STATED EXERCISE:
Print all of the data exactly as written.

────

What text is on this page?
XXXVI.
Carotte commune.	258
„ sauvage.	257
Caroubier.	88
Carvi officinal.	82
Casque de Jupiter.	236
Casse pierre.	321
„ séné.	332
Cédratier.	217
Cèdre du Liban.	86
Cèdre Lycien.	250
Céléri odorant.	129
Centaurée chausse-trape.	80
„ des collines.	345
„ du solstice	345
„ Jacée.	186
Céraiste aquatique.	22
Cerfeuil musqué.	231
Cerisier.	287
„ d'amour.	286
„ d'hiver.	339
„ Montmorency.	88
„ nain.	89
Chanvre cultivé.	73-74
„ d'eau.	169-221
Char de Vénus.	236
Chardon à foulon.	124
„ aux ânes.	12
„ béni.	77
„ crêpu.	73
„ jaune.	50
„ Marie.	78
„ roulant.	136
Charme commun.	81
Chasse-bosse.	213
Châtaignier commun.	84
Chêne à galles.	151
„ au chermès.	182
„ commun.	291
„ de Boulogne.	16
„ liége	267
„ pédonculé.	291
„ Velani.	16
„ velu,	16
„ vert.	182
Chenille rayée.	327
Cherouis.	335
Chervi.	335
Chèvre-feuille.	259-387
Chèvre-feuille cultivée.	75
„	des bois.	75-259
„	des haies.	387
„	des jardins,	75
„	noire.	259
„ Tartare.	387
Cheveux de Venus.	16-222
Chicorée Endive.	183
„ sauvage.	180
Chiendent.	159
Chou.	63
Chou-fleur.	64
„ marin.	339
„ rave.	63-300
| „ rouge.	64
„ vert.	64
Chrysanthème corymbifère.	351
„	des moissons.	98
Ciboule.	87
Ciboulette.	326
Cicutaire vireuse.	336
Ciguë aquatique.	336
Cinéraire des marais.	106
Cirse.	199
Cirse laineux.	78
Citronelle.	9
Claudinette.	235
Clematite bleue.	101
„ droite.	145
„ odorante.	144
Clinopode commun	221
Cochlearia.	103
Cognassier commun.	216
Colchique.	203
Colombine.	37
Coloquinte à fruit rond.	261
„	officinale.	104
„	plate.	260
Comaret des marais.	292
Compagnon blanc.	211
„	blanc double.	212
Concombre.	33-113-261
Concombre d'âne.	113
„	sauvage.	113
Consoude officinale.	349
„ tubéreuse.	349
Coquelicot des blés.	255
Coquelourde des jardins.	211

────

ANSWER TO THE TASK:
What text is on this page?
XXXVI.
Carotte commune.	258
„ sauvage.	257
Caroubier.	88
Carvi officinal.	82
Casque de Jupiter.	236
Casse pierre.	321
„ séné.	332
Cédratier.	217
Cèdre du Liban.	86
Cèdre Lycien.	250
Céléri odorant.	129
Centaurée chausse-trape.	80
„ des collines.	345
„ du solstice	345
„ Jacée.	186
Céraiste aquatique.	22
Cerfeuil musqué.	231
Cerisier.	287
„ d'amour.	286
„ d'hiver.	339
„ Montmorency.	88
„ nain.	89
Chanvre cultivé.	73-74
„ d'eau.	169-221
Char de Vénus.	236
Chardon à foulon.	124
„ aux ânes.	12
„ béni.	77
„ crêpu.	73
„ jaune.	50
„ Marie.	78
„ roulant.	136
Charme commun.	81
Chasse-bosse.	213
Châtaignier commun.	84
Chêne à galles.	151
„ au chermès.	182
„ commun.	291
„ de Boulogne.	16
„ liége	267
„ pédonculé.	291
„ Velani.	16
„ velu,	16
„ vert.	182
Chenille rayée.	327
Cherouis.	335
Chervi.	335
Chèvre-feuille.	259-387
Chèvre-feuille cultivée.	75
„	des bois.	75-259
„	des haies.	387
„	des jardins,	75
„	noire.	259
„ Tartare.	387
Cheveux de Venus.	16-222
Chicorée Endive.	183
„ sauvage.	180
Chiendent.	159
Chou.	63
Chou-fleur.	64
„ marin.	339
„ rave.	63-300
| „ rouge.	64
„ vert.	64
Chrysanthème corymbifère.	351
„	des moissons.	98
Ciboule.	87
Ciboulette.	326
Cicutaire vireuse.	336
Ciguë aquatique.	336
Cinéraire des marais.	106
Cirse.	199
Cirse laineux.	78
Citronelle.	9
Claudinette.	235
Clematite bleue.	101
„ droite.	145
„ odorante.	144
Clinopode commun	221
Cochlearia.	103
Cognassier commun.	216
Colchique.	203
Colombine.	37
Coloquinte à fruit rond.	261
„	officinale.	104
„	plate.	260
Comaret des marais.	292
Compagnon blanc.	211
„	blanc double.	212
Concombre.	33-113-261
Concombre d'âne.	113
„	sauvage.	113
Consoude officinale.	349
„ tubéreuse.	349
Coquelicot des blés.	255
Coquelourde des jardins.	211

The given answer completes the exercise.